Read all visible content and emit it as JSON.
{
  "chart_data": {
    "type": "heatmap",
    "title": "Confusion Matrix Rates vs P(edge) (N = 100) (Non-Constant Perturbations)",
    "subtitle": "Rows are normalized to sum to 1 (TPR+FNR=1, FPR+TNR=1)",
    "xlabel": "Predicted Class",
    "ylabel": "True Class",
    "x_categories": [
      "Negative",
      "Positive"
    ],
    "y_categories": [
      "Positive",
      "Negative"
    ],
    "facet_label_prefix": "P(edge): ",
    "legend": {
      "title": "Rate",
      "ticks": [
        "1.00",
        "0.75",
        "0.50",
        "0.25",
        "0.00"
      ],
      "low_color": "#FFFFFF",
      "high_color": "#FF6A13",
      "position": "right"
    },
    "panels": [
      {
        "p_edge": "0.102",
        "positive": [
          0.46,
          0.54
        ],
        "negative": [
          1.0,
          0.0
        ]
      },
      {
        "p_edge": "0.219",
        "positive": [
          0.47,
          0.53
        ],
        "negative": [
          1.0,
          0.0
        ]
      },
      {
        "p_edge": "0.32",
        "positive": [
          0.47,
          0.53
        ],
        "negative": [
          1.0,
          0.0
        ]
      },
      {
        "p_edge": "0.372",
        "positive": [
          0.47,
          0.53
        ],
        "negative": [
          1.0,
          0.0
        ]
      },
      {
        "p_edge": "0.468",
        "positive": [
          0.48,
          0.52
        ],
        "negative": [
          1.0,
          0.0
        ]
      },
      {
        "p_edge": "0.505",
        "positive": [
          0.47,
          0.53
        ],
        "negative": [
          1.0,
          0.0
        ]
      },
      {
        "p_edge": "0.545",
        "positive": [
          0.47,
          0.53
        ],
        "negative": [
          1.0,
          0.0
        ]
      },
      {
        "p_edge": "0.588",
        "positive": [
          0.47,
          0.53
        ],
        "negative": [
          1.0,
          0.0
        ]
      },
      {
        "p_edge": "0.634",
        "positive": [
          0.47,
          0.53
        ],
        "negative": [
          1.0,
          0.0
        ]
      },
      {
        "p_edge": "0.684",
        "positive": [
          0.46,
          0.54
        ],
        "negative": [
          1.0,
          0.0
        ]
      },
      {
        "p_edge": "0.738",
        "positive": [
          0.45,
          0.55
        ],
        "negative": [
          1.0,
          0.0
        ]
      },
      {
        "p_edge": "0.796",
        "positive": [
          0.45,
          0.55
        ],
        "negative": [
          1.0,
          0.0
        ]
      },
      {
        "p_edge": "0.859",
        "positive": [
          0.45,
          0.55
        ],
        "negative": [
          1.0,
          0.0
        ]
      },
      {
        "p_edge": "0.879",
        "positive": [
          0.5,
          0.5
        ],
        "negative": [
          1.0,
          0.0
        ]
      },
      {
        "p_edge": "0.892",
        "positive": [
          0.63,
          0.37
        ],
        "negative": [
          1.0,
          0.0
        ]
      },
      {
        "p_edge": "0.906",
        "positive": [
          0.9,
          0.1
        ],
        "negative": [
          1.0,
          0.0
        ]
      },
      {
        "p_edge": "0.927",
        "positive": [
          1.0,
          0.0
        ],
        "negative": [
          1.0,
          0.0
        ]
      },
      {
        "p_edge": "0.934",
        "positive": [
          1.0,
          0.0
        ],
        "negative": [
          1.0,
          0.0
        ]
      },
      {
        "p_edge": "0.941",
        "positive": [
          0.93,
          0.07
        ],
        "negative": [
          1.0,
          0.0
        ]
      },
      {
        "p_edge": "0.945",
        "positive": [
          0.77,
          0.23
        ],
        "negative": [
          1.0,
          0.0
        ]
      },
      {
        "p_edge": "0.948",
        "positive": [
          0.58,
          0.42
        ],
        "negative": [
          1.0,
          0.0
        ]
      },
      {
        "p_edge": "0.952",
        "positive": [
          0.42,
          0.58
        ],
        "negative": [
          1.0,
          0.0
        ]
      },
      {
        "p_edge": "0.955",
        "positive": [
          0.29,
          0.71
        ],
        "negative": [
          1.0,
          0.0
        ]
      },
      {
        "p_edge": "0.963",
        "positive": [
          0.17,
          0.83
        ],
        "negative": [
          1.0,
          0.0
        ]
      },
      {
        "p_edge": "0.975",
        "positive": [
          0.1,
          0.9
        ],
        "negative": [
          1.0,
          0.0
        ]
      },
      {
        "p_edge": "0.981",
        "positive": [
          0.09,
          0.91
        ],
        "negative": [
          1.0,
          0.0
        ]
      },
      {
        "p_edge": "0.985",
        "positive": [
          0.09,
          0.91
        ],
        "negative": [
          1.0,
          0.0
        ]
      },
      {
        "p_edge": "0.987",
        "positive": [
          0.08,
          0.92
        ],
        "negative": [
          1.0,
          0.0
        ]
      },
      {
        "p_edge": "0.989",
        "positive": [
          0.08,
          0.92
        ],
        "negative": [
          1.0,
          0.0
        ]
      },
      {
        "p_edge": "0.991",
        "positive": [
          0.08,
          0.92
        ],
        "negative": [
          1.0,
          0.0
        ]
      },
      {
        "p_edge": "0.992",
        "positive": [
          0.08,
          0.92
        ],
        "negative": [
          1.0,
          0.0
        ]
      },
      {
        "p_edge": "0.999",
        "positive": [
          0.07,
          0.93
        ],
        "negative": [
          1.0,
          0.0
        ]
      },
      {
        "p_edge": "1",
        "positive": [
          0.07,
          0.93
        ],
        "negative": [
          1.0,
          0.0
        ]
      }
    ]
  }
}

- - - -

» DIRECTIONS
Return each line of the listing that holds the string "Class".

» ANSWER TO THIS PROBLEM
    "xlabel": "Predicted Class",
    "ylabel": "True Class",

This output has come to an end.